A block of data
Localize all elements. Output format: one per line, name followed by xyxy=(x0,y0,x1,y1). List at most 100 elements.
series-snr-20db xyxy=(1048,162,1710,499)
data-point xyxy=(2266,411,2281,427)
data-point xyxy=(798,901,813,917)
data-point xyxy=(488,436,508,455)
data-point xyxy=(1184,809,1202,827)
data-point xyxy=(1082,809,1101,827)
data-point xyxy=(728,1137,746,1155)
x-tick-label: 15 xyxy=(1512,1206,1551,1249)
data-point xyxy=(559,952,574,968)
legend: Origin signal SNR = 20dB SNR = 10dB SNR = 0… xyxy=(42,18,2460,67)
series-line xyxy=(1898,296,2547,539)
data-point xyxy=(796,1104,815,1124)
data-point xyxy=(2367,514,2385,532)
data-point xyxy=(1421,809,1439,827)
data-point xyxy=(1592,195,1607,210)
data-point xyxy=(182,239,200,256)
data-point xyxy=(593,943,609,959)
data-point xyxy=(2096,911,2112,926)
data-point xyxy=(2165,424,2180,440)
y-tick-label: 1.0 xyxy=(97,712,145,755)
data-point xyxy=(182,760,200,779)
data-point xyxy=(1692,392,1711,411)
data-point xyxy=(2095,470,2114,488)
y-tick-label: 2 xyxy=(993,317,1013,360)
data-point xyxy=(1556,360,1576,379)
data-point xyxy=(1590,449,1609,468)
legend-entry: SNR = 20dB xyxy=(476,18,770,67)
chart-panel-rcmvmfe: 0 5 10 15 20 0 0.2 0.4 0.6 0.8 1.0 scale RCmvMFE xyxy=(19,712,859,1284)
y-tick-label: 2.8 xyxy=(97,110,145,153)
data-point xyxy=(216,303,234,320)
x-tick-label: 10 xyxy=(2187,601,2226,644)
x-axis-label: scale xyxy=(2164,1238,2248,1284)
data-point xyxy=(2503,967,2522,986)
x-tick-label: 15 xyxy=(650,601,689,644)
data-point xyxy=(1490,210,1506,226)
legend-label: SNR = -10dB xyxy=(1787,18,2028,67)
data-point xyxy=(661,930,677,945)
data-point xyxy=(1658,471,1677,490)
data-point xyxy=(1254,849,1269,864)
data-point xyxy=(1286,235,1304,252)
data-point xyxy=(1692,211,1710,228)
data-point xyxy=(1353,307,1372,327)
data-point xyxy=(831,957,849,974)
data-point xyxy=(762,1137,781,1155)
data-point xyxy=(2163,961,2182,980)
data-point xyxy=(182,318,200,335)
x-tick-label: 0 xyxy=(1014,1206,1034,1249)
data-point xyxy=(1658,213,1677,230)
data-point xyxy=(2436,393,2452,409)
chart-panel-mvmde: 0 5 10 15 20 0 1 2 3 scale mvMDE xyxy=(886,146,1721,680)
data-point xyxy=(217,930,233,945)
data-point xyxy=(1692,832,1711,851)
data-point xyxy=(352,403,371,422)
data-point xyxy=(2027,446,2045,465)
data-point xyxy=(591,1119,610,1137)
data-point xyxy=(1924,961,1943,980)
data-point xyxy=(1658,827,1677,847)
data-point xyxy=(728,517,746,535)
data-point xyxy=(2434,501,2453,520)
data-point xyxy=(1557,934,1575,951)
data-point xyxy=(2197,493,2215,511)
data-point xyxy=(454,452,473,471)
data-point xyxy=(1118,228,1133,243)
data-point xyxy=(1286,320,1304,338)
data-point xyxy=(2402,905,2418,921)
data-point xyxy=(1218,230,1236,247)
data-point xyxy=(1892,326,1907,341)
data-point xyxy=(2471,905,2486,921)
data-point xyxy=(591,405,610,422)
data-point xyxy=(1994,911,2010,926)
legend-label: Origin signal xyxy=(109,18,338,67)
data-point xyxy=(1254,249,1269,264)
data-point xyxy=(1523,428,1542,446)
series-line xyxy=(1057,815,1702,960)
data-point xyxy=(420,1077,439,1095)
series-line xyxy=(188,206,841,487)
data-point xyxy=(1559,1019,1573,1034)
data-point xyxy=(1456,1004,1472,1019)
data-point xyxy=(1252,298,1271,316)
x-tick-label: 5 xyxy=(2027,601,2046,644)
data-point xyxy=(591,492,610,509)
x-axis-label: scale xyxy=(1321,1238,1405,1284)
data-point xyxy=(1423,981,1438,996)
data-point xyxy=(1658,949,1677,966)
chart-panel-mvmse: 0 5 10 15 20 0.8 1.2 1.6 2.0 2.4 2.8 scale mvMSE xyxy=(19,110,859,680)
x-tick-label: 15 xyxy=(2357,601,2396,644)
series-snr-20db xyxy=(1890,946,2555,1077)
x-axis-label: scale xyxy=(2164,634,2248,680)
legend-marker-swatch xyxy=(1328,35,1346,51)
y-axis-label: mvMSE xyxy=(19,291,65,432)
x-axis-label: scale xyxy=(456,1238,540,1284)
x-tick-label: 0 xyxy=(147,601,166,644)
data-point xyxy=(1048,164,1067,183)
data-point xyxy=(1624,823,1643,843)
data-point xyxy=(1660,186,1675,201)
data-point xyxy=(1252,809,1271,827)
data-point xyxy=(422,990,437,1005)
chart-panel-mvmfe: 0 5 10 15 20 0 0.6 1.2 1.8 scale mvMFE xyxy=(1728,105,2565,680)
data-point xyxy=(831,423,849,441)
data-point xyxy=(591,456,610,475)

**EXERCISE OBJECTIVE:** Copy all of the rows above again, line for line, with no changes.

**COMPLETE ANSWER:**
Localize all elements. Output format: one per line, name followed by xyxy=(x0,y0,x1,y1). List at most 100 elements.
series-snr-20db xyxy=(1048,162,1710,499)
data-point xyxy=(2266,411,2281,427)
data-point xyxy=(798,901,813,917)
data-point xyxy=(488,436,508,455)
data-point xyxy=(1184,809,1202,827)
data-point xyxy=(1082,809,1101,827)
data-point xyxy=(728,1137,746,1155)
x-tick-label: 15 xyxy=(1512,1206,1551,1249)
data-point xyxy=(559,952,574,968)
legend: Origin signal SNR = 20dB SNR = 10dB SNR = 0… xyxy=(42,18,2460,67)
series-line xyxy=(1898,296,2547,539)
data-point xyxy=(796,1104,815,1124)
data-point xyxy=(2367,514,2385,532)
data-point xyxy=(1421,809,1439,827)
data-point xyxy=(1592,195,1607,210)
data-point xyxy=(182,239,200,256)
data-point xyxy=(593,943,609,959)
data-point xyxy=(2096,911,2112,926)
data-point xyxy=(2165,424,2180,440)
y-tick-label: 1.0 xyxy=(97,712,145,755)
data-point xyxy=(182,760,200,779)
data-point xyxy=(1692,392,1711,411)
data-point xyxy=(2095,470,2114,488)
y-tick-label: 2 xyxy=(993,317,1013,360)
data-point xyxy=(1556,360,1576,379)
data-point xyxy=(1590,449,1609,468)
legend-entry: SNR = 20dB xyxy=(476,18,770,67)
chart-panel-rcmvmfe: 0 5 10 15 20 0 0.2 0.4 0.6 0.8 1.0 scale RCmvMFE xyxy=(19,712,859,1284)
y-tick-label: 2.8 xyxy=(97,110,145,153)
data-point xyxy=(216,303,234,320)
x-tick-label: 10 xyxy=(2187,601,2226,644)
x-axis-label: scale xyxy=(2164,1238,2248,1284)
data-point xyxy=(2503,967,2522,986)
x-tick-label: 15 xyxy=(650,601,689,644)
data-point xyxy=(1490,210,1506,226)
legend-label: SNR = -10dB xyxy=(1787,18,2028,67)
data-point xyxy=(661,930,677,945)
data-point xyxy=(1658,471,1677,490)
data-point xyxy=(1254,849,1269,864)
data-point xyxy=(1286,235,1304,252)
data-point xyxy=(1692,211,1710,228)
data-point xyxy=(1353,307,1372,327)
data-point xyxy=(831,957,849,974)
data-point xyxy=(762,1137,781,1155)
data-point xyxy=(2163,961,2182,980)
data-point xyxy=(182,318,200,335)
x-tick-label: 0 xyxy=(1014,1206,1034,1249)
data-point xyxy=(1658,213,1677,230)
data-point xyxy=(2436,393,2452,409)
chart-panel-mvmde: 0 5 10 15 20 0 1 2 3 scale mvMDE xyxy=(886,146,1721,680)
data-point xyxy=(217,930,233,945)
data-point xyxy=(1692,832,1711,851)
data-point xyxy=(352,403,371,422)
data-point xyxy=(2027,446,2045,465)
data-point xyxy=(591,1119,610,1137)
data-point xyxy=(1924,961,1943,980)
data-point xyxy=(1658,827,1677,847)
data-point xyxy=(728,517,746,535)
data-point xyxy=(2434,501,2453,520)
data-point xyxy=(1557,934,1575,951)
data-point xyxy=(2197,493,2215,511)
data-point xyxy=(454,452,473,471)
data-point xyxy=(1118,228,1133,243)
data-point xyxy=(1286,320,1304,338)
data-point xyxy=(2402,905,2418,921)
data-point xyxy=(1218,230,1236,247)
data-point xyxy=(1892,326,1907,341)
data-point xyxy=(2471,905,2486,921)
data-point xyxy=(591,405,610,422)
data-point xyxy=(1994,911,2010,926)
legend-label: Origin signal xyxy=(109,18,338,67)
data-point xyxy=(1254,249,1269,264)
data-point xyxy=(1523,428,1542,446)
series-line xyxy=(1057,815,1702,960)
data-point xyxy=(420,1077,439,1095)
series-line xyxy=(188,206,841,487)
data-point xyxy=(1559,1019,1573,1034)
data-point xyxy=(1456,1004,1472,1019)
data-point xyxy=(1252,298,1271,316)
x-tick-label: 5 xyxy=(2027,601,2046,644)
data-point xyxy=(591,492,610,509)
x-axis-label: scale xyxy=(1321,1238,1405,1284)
data-point xyxy=(1423,981,1438,996)
data-point xyxy=(1658,949,1677,966)
chart-panel-mvmse: 0 5 10 15 20 0.8 1.2 1.6 2.0 2.4 2.8 scale mvMSE xyxy=(19,110,859,680)
x-tick-label: 15 xyxy=(2357,601,2396,644)
series-snr-20db xyxy=(1890,946,2555,1077)
x-axis-label: scale xyxy=(2164,634,2248,680)
legend-marker-swatch xyxy=(1328,35,1346,51)
y-axis-label: mvMSE xyxy=(19,291,65,432)
x-axis-label: scale xyxy=(456,1238,540,1284)
x-tick-label: 0 xyxy=(147,601,166,644)
data-point xyxy=(1048,164,1067,183)
data-point xyxy=(1624,823,1643,843)
data-point xyxy=(1660,186,1675,201)
data-point xyxy=(1252,809,1271,827)
data-point xyxy=(422,990,437,1005)
chart-panel-mvmfe: 0 5 10 15 20 0 0.6 1.2 1.8 scale mvMFE xyxy=(1728,105,2565,680)
data-point xyxy=(831,423,849,441)
data-point xyxy=(591,456,610,475)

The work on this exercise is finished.